* Problem requirements:
Output the material word for word. Leave each picture out.

[Source records]

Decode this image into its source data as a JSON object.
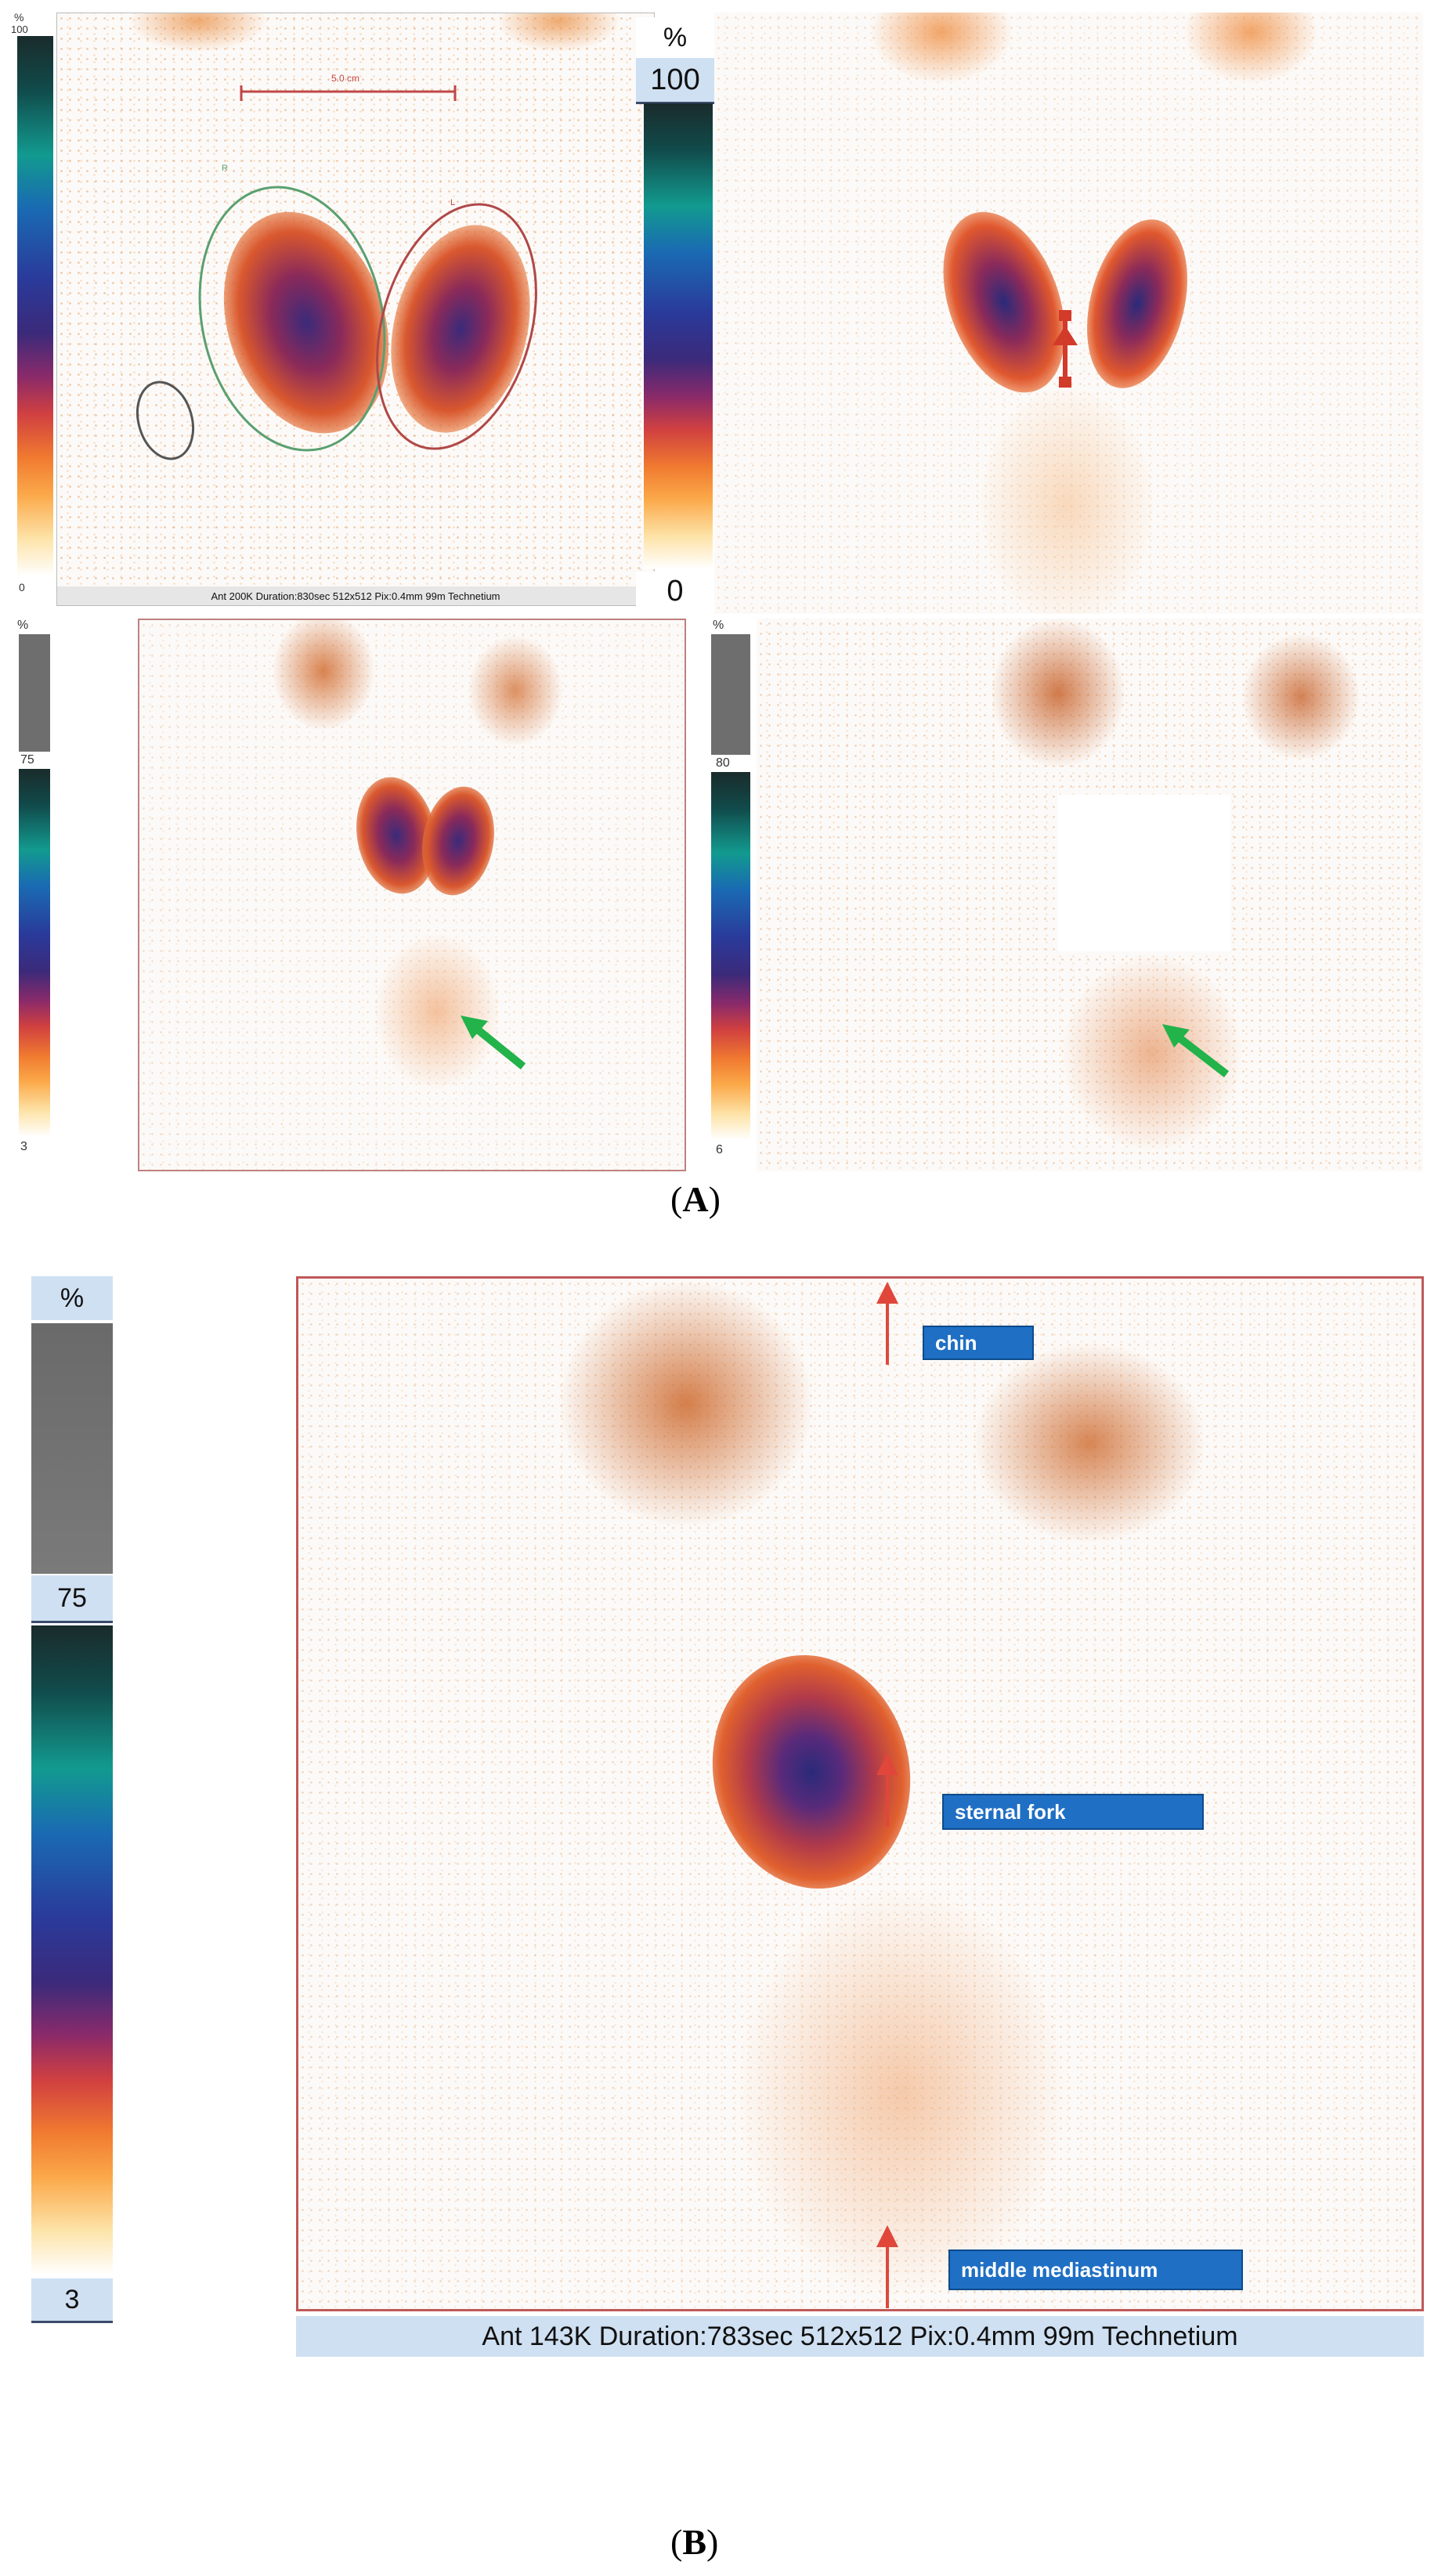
{
  "panel_a": {
    "caption": "A",
    "top_left": {
      "scale_top": "100",
      "scale_bottom": "0",
      "percent": "%",
      "footer": "Ant 200K Duration:830sec 512x512 Pix:0.4mm 99m Technetium",
      "ruler_label": "5.0 cm",
      "lobe_labels": [
        "R",
        "L"
      ]
    },
    "top_right": {
      "percent": "%",
      "scale_top": "100",
      "scale_bottom": "0"
    },
    "bottom_left": {
      "percent": "%",
      "scale_mid": "75",
      "scale_bottom": "3"
    },
    "bottom_right": {
      "percent": "%",
      "scale_mid": "80",
      "scale_bottom": "6"
    }
  },
  "panel_b": {
    "caption": "B",
    "percent": "%",
    "scale_mid": "75",
    "scale_bottom": "3",
    "labels": {
      "chin": "chin",
      "sternal_fork": "sternal fork",
      "middle_mediastinum": "middle mediastinum"
    },
    "footer": "Ant 143K Duration:783sec 512x512 Pix:0.4mm 99m Technetium"
  },
  "colors": {
    "arrow_red": "#e0473a",
    "arrow_green": "#22b34a",
    "label_blue": "#1f6fc4"
  }
}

* Response to this task:
Decode this image into its source data as a JSON object.
{
  "panel_a": {
    "caption": "A",
    "top_left": {
      "scale_top": "100",
      "scale_bottom": "0",
      "percent": "%",
      "footer": "Ant 200K Duration:830sec 512x512 Pix:0.4mm 99m Technetium",
      "ruler_label": "5.0 cm",
      "lobe_labels": [
        "R",
        "L"
      ]
    },
    "top_right": {
      "percent": "%",
      "scale_top": "100",
      "scale_bottom": "0"
    },
    "bottom_left": {
      "percent": "%",
      "scale_mid": "75",
      "scale_bottom": "3"
    },
    "bottom_right": {
      "percent": "%",
      "scale_mid": "80",
      "scale_bottom": "6"
    }
  },
  "panel_b": {
    "caption": "B",
    "percent": "%",
    "scale_mid": "75",
    "scale_bottom": "3",
    "labels": {
      "chin": "chin",
      "sternal_fork": "sternal fork",
      "middle_mediastinum": "middle mediastinum"
    },
    "footer": "Ant 143K Duration:783sec 512x512 Pix:0.4mm 99m Technetium"
  },
  "colors": {
    "arrow_red": "#e0473a",
    "arrow_green": "#22b34a",
    "label_blue": "#1f6fc4"
  }
}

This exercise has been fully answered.